**Material for this task:**
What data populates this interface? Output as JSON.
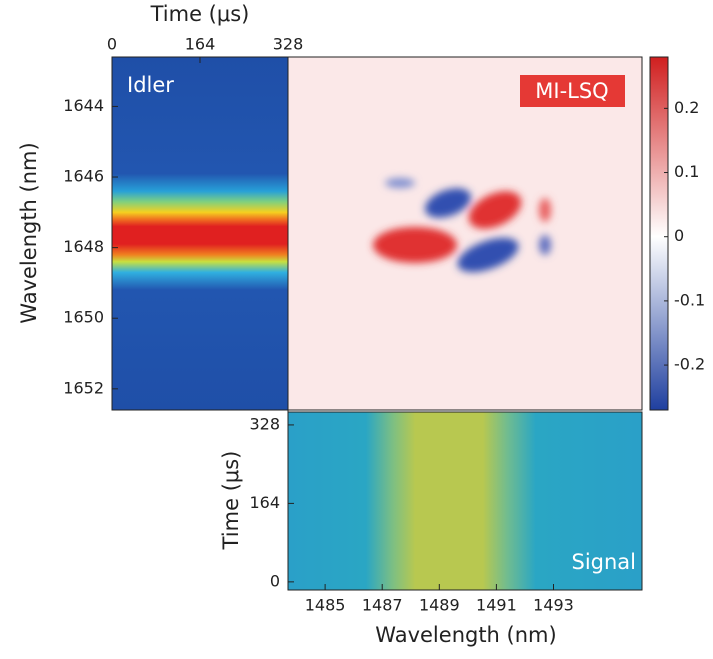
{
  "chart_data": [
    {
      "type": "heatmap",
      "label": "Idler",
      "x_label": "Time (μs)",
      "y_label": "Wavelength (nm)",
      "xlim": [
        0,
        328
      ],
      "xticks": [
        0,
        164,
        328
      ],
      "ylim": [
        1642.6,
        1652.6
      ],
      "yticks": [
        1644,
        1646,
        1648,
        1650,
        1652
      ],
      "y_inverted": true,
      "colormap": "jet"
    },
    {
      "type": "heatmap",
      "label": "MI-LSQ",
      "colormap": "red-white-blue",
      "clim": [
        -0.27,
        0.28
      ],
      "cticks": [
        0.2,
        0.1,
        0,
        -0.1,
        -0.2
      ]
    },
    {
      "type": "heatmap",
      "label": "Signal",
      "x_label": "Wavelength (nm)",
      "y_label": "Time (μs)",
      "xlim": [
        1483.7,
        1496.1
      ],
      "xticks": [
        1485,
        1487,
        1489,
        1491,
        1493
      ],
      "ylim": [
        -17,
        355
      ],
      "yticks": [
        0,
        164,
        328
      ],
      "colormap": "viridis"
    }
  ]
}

**What you are asked to do:**
Lines containing "Wavelength" are to be counted. State the total and add nothing.

**Solution to this problem:**
2